Set problem
Exactly reproduce each entry, leaving out nothing.

>> Start Material shown

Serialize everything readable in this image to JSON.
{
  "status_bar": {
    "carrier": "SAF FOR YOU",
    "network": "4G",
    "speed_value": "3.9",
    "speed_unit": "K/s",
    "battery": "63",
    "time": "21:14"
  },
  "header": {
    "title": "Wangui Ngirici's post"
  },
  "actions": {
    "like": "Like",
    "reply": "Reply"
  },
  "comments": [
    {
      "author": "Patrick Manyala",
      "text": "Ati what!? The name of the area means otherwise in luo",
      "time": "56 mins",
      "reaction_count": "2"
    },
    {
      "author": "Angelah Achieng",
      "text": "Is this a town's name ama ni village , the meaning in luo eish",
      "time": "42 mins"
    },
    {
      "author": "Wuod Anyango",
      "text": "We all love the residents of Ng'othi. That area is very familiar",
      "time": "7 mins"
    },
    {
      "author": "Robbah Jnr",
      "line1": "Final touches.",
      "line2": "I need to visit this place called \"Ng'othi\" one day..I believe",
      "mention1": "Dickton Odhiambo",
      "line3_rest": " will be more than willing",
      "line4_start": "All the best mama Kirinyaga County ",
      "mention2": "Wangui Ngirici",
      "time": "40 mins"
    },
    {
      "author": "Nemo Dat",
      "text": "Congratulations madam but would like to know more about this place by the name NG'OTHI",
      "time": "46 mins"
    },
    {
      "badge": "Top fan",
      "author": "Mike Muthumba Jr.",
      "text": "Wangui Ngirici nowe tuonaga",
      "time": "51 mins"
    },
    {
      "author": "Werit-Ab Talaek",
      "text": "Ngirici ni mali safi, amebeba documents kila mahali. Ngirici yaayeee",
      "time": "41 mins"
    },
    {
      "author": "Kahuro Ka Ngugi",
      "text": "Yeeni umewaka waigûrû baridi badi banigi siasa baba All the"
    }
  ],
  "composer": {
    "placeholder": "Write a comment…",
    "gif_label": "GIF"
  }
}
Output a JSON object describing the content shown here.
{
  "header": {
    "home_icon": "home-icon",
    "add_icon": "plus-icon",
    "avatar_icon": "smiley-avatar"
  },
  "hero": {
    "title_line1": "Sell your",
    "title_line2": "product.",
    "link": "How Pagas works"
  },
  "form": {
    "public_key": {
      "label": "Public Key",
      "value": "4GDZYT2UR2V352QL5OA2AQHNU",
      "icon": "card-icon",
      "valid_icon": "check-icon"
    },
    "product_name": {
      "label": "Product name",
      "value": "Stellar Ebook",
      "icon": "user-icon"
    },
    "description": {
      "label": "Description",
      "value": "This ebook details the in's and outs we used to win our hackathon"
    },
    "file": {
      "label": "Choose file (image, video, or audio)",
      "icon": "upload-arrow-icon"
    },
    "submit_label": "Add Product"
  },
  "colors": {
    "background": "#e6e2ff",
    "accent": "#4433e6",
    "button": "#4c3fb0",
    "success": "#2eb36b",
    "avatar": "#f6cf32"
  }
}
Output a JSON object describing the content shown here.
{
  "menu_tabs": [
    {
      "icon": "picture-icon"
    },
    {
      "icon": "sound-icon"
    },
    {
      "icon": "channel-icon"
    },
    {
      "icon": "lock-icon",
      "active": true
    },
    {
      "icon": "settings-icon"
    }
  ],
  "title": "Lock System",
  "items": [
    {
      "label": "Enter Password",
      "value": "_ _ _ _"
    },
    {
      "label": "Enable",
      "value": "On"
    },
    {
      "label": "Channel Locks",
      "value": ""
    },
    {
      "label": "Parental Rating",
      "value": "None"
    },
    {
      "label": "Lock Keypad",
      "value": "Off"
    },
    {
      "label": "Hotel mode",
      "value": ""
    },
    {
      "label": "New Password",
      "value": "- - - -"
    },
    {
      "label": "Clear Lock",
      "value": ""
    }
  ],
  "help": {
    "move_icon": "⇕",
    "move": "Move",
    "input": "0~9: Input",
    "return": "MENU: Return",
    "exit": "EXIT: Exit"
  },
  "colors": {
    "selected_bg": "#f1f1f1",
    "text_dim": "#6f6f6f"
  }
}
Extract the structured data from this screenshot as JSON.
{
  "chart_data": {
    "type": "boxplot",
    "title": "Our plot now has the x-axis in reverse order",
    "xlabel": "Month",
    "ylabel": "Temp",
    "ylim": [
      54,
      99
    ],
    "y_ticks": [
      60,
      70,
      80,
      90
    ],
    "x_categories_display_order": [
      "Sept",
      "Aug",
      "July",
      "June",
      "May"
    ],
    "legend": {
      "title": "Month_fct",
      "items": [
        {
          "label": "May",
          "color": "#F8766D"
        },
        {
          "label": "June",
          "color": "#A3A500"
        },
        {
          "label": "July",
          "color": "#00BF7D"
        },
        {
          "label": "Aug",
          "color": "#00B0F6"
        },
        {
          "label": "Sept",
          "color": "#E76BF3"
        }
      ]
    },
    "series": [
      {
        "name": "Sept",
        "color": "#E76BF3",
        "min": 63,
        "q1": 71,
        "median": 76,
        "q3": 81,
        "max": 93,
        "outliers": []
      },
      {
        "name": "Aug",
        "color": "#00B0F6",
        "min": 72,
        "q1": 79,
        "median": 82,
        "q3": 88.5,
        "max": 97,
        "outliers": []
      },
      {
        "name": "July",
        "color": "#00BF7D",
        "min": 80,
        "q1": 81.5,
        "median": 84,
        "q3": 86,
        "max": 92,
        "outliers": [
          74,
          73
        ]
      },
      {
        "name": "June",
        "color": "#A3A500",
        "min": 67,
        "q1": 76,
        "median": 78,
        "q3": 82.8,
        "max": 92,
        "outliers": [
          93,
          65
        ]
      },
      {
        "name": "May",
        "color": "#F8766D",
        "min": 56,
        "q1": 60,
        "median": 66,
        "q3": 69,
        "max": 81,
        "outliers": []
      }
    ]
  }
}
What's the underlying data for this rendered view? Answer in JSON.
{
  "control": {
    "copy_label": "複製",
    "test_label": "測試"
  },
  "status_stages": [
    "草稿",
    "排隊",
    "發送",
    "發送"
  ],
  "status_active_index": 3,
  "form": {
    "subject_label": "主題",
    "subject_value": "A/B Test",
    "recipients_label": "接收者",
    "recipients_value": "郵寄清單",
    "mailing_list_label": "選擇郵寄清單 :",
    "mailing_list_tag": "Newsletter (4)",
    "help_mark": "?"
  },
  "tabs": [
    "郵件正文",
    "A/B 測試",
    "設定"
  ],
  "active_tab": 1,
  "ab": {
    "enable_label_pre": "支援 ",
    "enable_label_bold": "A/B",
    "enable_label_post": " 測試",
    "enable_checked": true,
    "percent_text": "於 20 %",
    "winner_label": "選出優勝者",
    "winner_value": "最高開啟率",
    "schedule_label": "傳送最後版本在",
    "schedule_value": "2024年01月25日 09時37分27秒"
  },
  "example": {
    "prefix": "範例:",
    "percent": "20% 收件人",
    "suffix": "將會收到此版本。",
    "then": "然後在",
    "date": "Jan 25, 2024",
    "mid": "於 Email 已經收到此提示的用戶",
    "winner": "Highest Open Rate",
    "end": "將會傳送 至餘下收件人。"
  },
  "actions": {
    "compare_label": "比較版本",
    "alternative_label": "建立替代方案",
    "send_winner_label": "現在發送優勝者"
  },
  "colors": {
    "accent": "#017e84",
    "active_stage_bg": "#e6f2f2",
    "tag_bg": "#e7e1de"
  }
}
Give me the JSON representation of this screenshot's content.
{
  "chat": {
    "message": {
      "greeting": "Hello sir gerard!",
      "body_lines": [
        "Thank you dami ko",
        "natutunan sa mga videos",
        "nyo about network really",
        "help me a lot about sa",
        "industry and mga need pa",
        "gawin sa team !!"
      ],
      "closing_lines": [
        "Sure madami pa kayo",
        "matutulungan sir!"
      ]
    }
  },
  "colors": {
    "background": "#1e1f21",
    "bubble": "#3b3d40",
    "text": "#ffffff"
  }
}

>> End Material shown

Written reply
Serialize everything readable in this image to JSON.
{
  "status_bar": {
    "carrier": "SAF FOR YOU",
    "network": "4G",
    "speed_value": "3.9",
    "speed_unit": "K/s",
    "battery": "63",
    "time": "21:14"
  },
  "header": {
    "title": "Wangui Ngirici's post"
  },
  "actions": {
    "like": "Like",
    "reply": "Reply"
  },
  "comments": [
    {
      "author": "Patrick Manyala",
      "text": "Ati what!? The name of the area means otherwise in luo",
      "time": "56 mins",
      "reaction_count": "2"
    },
    {
      "author": "Angelah Achieng",
      "text": "Is this a town's name ama ni village , the meaning in luo eish",
      "time": "42 mins"
    },
    {
      "author": "Wuod Anyango",
      "text": "We all love the residents of Ng'othi. That area is very familiar",
      "time": "7 mins"
    },
    {
      "author": "Robbah Jnr",
      "line1": "Final touches.",
      "line2": "I need to visit this place called \"Ng'othi\" one day..I believe",
      "mention1": "Dickton Odhiambo",
      "line3_rest": " will be more than willing",
      "line4_start": "All the best mama Kirinyaga County ",
      "mention2": "Wangui Ngirici",
      "time": "40 mins"
    },
    {
      "author": "Nemo Dat",
      "text": "Congratulations madam but would like to know more about this place by the name NG'OTHI",
      "time": "46 mins"
    },
    {
      "badge": "Top fan",
      "author": "Mike Muthumba Jr.",
      "text": "Wangui Ngirici nowe tuonaga",
      "time": "51 mins"
    },
    {
      "author": "Werit-Ab Talaek",
      "text": "Ngirici ni mali safi, amebeba documents kila mahali. Ngirici yaayeee",
      "time": "41 mins"
    },
    {
      "author": "Kahuro Ka Ngugi",
      "text": "Yeeni umewaka waigûrû baridi badi banigi siasa baba All the"
    }
  ],
  "composer": {
    "placeholder": "Write a comment…",
    "gif_label": "GIF"
  }
}
Output a JSON object describing the content shown here.
{
  "header": {
    "home_icon": "home-icon",
    "add_icon": "plus-icon",
    "avatar_icon": "smiley-avatar"
  },
  "hero": {
    "title_line1": "Sell your",
    "title_line2": "product.",
    "link": "How Pagas works"
  },
  "form": {
    "public_key": {
      "label": "Public Key",
      "value": "4GDZYT2UR2V352QL5OA2AQHNU",
      "icon": "card-icon",
      "valid_icon": "check-icon"
    },
    "product_name": {
      "label": "Product name",
      "value": "Stellar Ebook",
      "icon": "user-icon"
    },
    "description": {
      "label": "Description",
      "value": "This ebook details the in's and outs we used to win our hackathon"
    },
    "file": {
      "label": "Choose file (image, video, or audio)",
      "icon": "upload-arrow-icon"
    },
    "submit_label": "Add Product"
  },
  "colors": {
    "background": "#e6e2ff",
    "accent": "#4433e6",
    "button": "#4c3fb0",
    "success": "#2eb36b",
    "avatar": "#f6cf32"
  }
}
Output a JSON object describing the content shown here.
{
  "menu_tabs": [
    {
      "icon": "picture-icon"
    },
    {
      "icon": "sound-icon"
    },
    {
      "icon": "channel-icon"
    },
    {
      "icon": "lock-icon",
      "active": true
    },
    {
      "icon": "settings-icon"
    }
  ],
  "title": "Lock System",
  "items": [
    {
      "label": "Enter Password",
      "value": "_ _ _ _"
    },
    {
      "label": "Enable",
      "value": "On"
    },
    {
      "label": "Channel Locks",
      "value": ""
    },
    {
      "label": "Parental Rating",
      "value": "None"
    },
    {
      "label": "Lock Keypad",
      "value": "Off"
    },
    {
      "label": "Hotel mode",
      "value": ""
    },
    {
      "label": "New Password",
      "value": "- - - -"
    },
    {
      "label": "Clear Lock",
      "value": ""
    }
  ],
  "help": {
    "move_icon": "⇕",
    "move": "Move",
    "input": "0~9: Input",
    "return": "MENU: Return",
    "exit": "EXIT: Exit"
  },
  "colors": {
    "selected_bg": "#f1f1f1",
    "text_dim": "#6f6f6f"
  }
}
Extract the structured data from this screenshot as JSON.
{
  "chart_data": {
    "type": "boxplot",
    "title": "Our plot now has the x-axis in reverse order",
    "xlabel": "Month",
    "ylabel": "Temp",
    "ylim": [
      54,
      99
    ],
    "y_ticks": [
      60,
      70,
      80,
      90
    ],
    "x_categories_display_order": [
      "Sept",
      "Aug",
      "July",
      "June",
      "May"
    ],
    "legend": {
      "title": "Month_fct",
      "items": [
        {
          "label": "May",
          "color": "#F8766D"
        },
        {
          "label": "June",
          "color": "#A3A500"
        },
        {
          "label": "July",
          "color": "#00BF7D"
        },
        {
          "label": "Aug",
          "color": "#00B0F6"
        },
        {
          "label": "Sept",
          "color": "#E76BF3"
        }
      ]
    },
    "series": [
      {
        "name": "Sept",
        "color": "#E76BF3",
        "min": 63,
        "q1": 71,
        "median": 76,
        "q3": 81,
        "max": 93,
        "outliers": []
      },
      {
        "name": "Aug",
        "color": "#00B0F6",
        "min": 72,
        "q1": 79,
        "median": 82,
        "q3": 88.5,
        "max": 97,
        "outliers": []
      },
      {
        "name": "July",
        "color": "#00BF7D",
        "min": 80,
        "q1": 81.5,
        "median": 84,
        "q3": 86,
        "max": 92,
        "outliers": [
          74,
          73
        ]
      },
      {
        "name": "June",
        "color": "#A3A500",
        "min": 67,
        "q1": 76,
        "median": 78,
        "q3": 82.8,
        "max": 92,
        "outliers": [
          93,
          65
        ]
      },
      {
        "name": "May",
        "color": "#F8766D",
        "min": 56,
        "q1": 60,
        "median": 66,
        "q3": 69,
        "max": 81,
        "outliers": []
      }
    ]
  }
}
What's the underlying data for this rendered view? Answer in JSON.
{
  "control": {
    "copy_label": "複製",
    "test_label": "測試"
  },
  "status_stages": [
    "草稿",
    "排隊",
    "發送",
    "發送"
  ],
  "status_active_index": 3,
  "form": {
    "subject_label": "主題",
    "subject_value": "A/B Test",
    "recipients_label": "接收者",
    "recipients_value": "郵寄清單",
    "mailing_list_label": "選擇郵寄清單 :",
    "mailing_list_tag": "Newsletter (4)",
    "help_mark": "?"
  },
  "tabs": [
    "郵件正文",
    "A/B 測試",
    "設定"
  ],
  "active_tab": 1,
  "ab": {
    "enable_label_pre": "支援 ",
    "enable_label_bold": "A/B",
    "enable_label_post": " 測試",
    "enable_checked": true,
    "percent_text": "於 20 %",
    "winner_label": "選出優勝者",
    "winner_value": "最高開啟率",
    "schedule_label": "傳送最後版本在",
    "schedule_value": "2024年01月25日 09時37分27秒"
  },
  "example": {
    "prefix": "範例:",
    "percent": "20% 收件人",
    "suffix": "將會收到此版本。",
    "then": "然後在",
    "date": "Jan 25, 2024",
    "mid": "於 Email 已經收到此提示的用戶",
    "winner": "Highest Open Rate",
    "end": "將會傳送 至餘下收件人。"
  },
  "actions": {
    "compare_label": "比較版本",
    "alternative_label": "建立替代方案",
    "send_winner_label": "現在發送優勝者"
  },
  "colors": {
    "accent": "#017e84",
    "active_stage_bg": "#e6f2f2",
    "tag_bg": "#e7e1de"
  }
}
Give me the JSON representation of this screenshot's content.
{
  "chat": {
    "message": {
      "greeting": "Hello sir gerard!",
      "body_lines": [
        "Thank you dami ko",
        "natutunan sa mga videos",
        "nyo about network really",
        "help me a lot about sa",
        "industry and mga need pa",
        "gawin sa team !!"
      ],
      "closing_lines": [
        "Sure madami pa kayo",
        "matutulungan sir!"
      ]
    }
  },
  "colors": {
    "background": "#1e1f21",
    "bubble": "#3b3d40",
    "text": "#ffffff"
  }
}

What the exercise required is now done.